Brief:
Omit the images. Copy each entry word for word.

Input data:

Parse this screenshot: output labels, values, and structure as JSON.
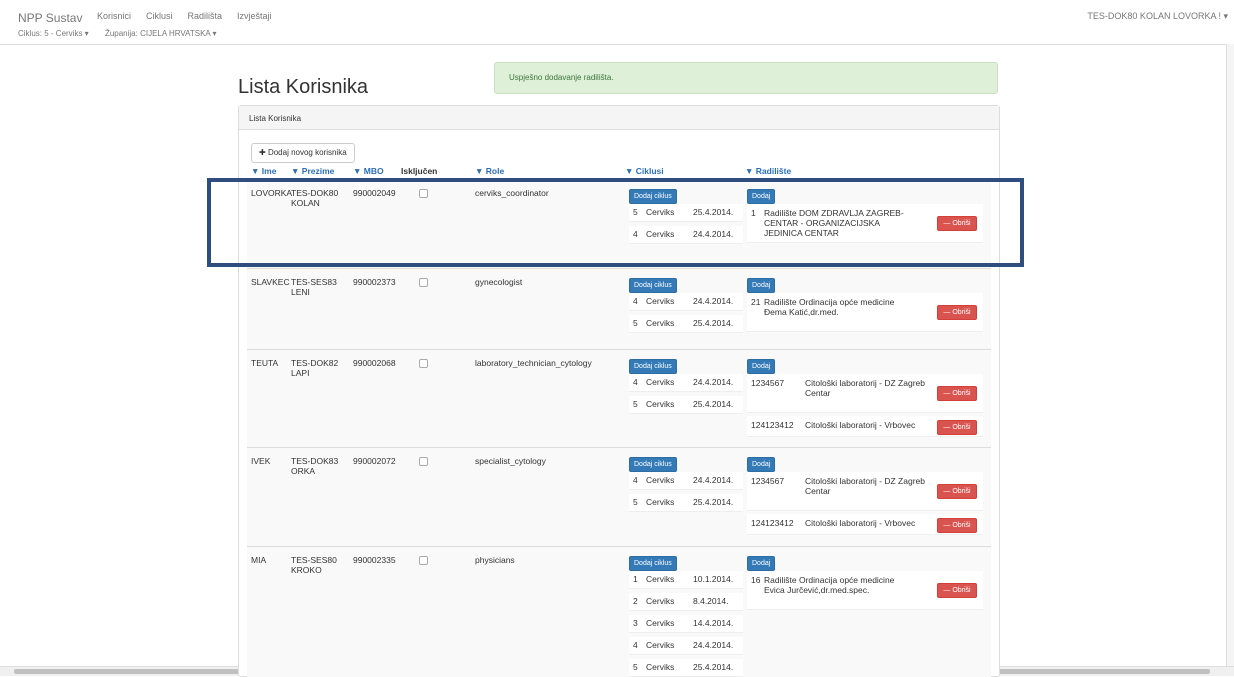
{
  "nav": {
    "brand": "NPP Sustav",
    "links": [
      "Korisnici",
      "Ciklusi",
      "Radilišta",
      "Izvještaji"
    ],
    "cycle": "Ciklus: 5 - Cerviks ▾",
    "county": "Županija: CIJELA HRVATSKA ▾",
    "user": "TES-DOK80 KOLAN LOVORKA ! ▾"
  },
  "page": {
    "title": "Lista Korisnika",
    "alert": "Uspješno dodavanje radilišta.",
    "panel_title": "Lista Korisnika",
    "add_user_label": "Dodaj novog korisnika",
    "headers": [
      "▼ Ime",
      "▼ Prezime",
      "▼ MBO",
      "Isključen",
      "▼ Role",
      "▼ Ciklusi",
      "▼ Radilište"
    ],
    "add_cycle_label": "Dodaj ciklus",
    "add_site_label": "Dodaj",
    "delete_label": "Obriši",
    "delete_icon": "minus-icon",
    "plus_icon": "plus-icon"
  },
  "users": [
    {
      "ime": "LOVORKA",
      "prezime1": "TES-DOK80",
      "prezime2": "KOLAN",
      "mbo": "990002049",
      "role": "cerviks_coordinator",
      "cycles": [
        [
          "5",
          "Cerviks",
          "25.4.2014."
        ],
        [
          "4",
          "Cerviks",
          "24.4.2014."
        ]
      ],
      "sites": [
        {
          "num": "1",
          "name": "Radilište DOM ZDRAVLJA ZAGREB-CENTAR - ORGANIZACIJSKA JEDINICA CENTAR"
        }
      ]
    },
    {
      "ime": "SLAVKEC",
      "prezime1": "TES-SES83",
      "prezime2": "LENI",
      "mbo": "990002373",
      "role": "gynecologist",
      "cycles": [
        [
          "4",
          "Cerviks",
          "24.4.2014."
        ],
        [
          "5",
          "Cerviks",
          "25.4.2014."
        ]
      ],
      "sites": [
        {
          "num": "21",
          "name": "Radilište Ordinacija opće medicine Đema Katić,dr.med."
        }
      ]
    },
    {
      "ime": "TEUTA",
      "prezime1": "TES-DOK82",
      "prezime2": "LAPI",
      "mbo": "990002068",
      "role": "laboratory_technician_cytology",
      "cycles": [
        [
          "4",
          "Cerviks",
          "24.4.2014."
        ],
        [
          "5",
          "Cerviks",
          "25.4.2014."
        ]
      ],
      "sites": [
        {
          "num": "1234567",
          "name": "Citološki laboratorij - DZ Zagreb Centar"
        },
        {
          "num": "124123412",
          "name": "Citološki laboratorij - Vrbovec"
        }
      ]
    },
    {
      "ime": "IVEK",
      "prezime1": "TES-DOK83",
      "prezime2": "ORKA",
      "mbo": "990002072",
      "role": "specialist_cytology",
      "cycles": [
        [
          "4",
          "Cerviks",
          "24.4.2014."
        ],
        [
          "5",
          "Cerviks",
          "25.4.2014."
        ]
      ],
      "sites": [
        {
          "num": "1234567",
          "name": "Citološki laboratorij - DZ Zagreb Centar"
        },
        {
          "num": "124123412",
          "name": "Citološki laboratorij - Vrbovec"
        }
      ]
    },
    {
      "ime": "MIA",
      "prezime1": "TES-SES80",
      "prezime2": "KROKO",
      "mbo": "990002335",
      "role": "physicians",
      "cycles": [
        [
          "1",
          "Cerviks",
          "10.1.2014."
        ],
        [
          "2",
          "Cerviks",
          "8.4.2014."
        ],
        [
          "3",
          "Cerviks",
          "14.4.2014."
        ],
        [
          "4",
          "Cerviks",
          "24.4.2014."
        ],
        [
          "5",
          "Cerviks",
          "25.4.2014."
        ]
      ],
      "sites": [
        {
          "num": "16",
          "name": "Radilište Ordinacija opće medicine Evica Jurčević,dr.med.spec."
        }
      ]
    }
  ]
}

Finished task:
Parse this screenshot: output labels, values, and structure as JSON.
{
  "nav": {
    "brand": "NPP Sustav",
    "links": [
      "Korisnici",
      "Ciklusi",
      "Radilišta",
      "Izvještaji"
    ],
    "cycle": "Ciklus: 5 - Cerviks ▾",
    "county": "Županija: CIJELA HRVATSKA ▾",
    "user": "TES-DOK80 KOLAN LOVORKA ! ▾"
  },
  "page": {
    "title": "Lista Korisnika",
    "alert": "Uspješno dodavanje radilišta.",
    "panel_title": "Lista Korisnika",
    "add_user_label": "Dodaj novog korisnika",
    "headers": [
      "▼ Ime",
      "▼ Prezime",
      "▼ MBO",
      "Isključen",
      "▼ Role",
      "▼ Ciklusi",
      "▼ Radilište"
    ],
    "add_cycle_label": "Dodaj ciklus",
    "add_site_label": "Dodaj",
    "delete_label": "Obriši",
    "delete_icon": "minus-icon",
    "plus_icon": "plus-icon"
  },
  "users": [
    {
      "ime": "LOVORKA",
      "prezime1": "TES-DOK80",
      "prezime2": "KOLAN",
      "mbo": "990002049",
      "role": "cerviks_coordinator",
      "cycles": [
        [
          "5",
          "Cerviks",
          "25.4.2014."
        ],
        [
          "4",
          "Cerviks",
          "24.4.2014."
        ]
      ],
      "sites": [
        {
          "num": "1",
          "name": "Radilište DOM ZDRAVLJA ZAGREB-CENTAR - ORGANIZACIJSKA JEDINICA CENTAR"
        }
      ]
    },
    {
      "ime": "SLAVKEC",
      "prezime1": "TES-SES83",
      "prezime2": "LENI",
      "mbo": "990002373",
      "role": "gynecologist",
      "cycles": [
        [
          "4",
          "Cerviks",
          "24.4.2014."
        ],
        [
          "5",
          "Cerviks",
          "25.4.2014."
        ]
      ],
      "sites": [
        {
          "num": "21",
          "name": "Radilište Ordinacija opće medicine Đema Katić,dr.med."
        }
      ]
    },
    {
      "ime": "TEUTA",
      "prezime1": "TES-DOK82",
      "prezime2": "LAPI",
      "mbo": "990002068",
      "role": "laboratory_technician_cytology",
      "cycles": [
        [
          "4",
          "Cerviks",
          "24.4.2014."
        ],
        [
          "5",
          "Cerviks",
          "25.4.2014."
        ]
      ],
      "sites": [
        {
          "num": "1234567",
          "name": "Citološki laboratorij - DZ Zagreb Centar"
        },
        {
          "num": "124123412",
          "name": "Citološki laboratorij - Vrbovec"
        }
      ]
    },
    {
      "ime": "IVEK",
      "prezime1": "TES-DOK83",
      "prezime2": "ORKA",
      "mbo": "990002072",
      "role": "specialist_cytology",
      "cycles": [
        [
          "4",
          "Cerviks",
          "24.4.2014."
        ],
        [
          "5",
          "Cerviks",
          "25.4.2014."
        ]
      ],
      "sites": [
        {
          "num": "1234567",
          "name": "Citološki laboratorij - DZ Zagreb Centar"
        },
        {
          "num": "124123412",
          "name": "Citološki laboratorij - Vrbovec"
        }
      ]
    },
    {
      "ime": "MIA",
      "prezime1": "TES-SES80",
      "prezime2": "KROKO",
      "mbo": "990002335",
      "role": "physicians",
      "cycles": [
        [
          "1",
          "Cerviks",
          "10.1.2014."
        ],
        [
          "2",
          "Cerviks",
          "8.4.2014."
        ],
        [
          "3",
          "Cerviks",
          "14.4.2014."
        ],
        [
          "4",
          "Cerviks",
          "24.4.2014."
        ],
        [
          "5",
          "Cerviks",
          "25.4.2014."
        ]
      ],
      "sites": [
        {
          "num": "16",
          "name": "Radilište Ordinacija opće medicine Evica Jurčević,dr.med.spec."
        }
      ]
    }
  ]
}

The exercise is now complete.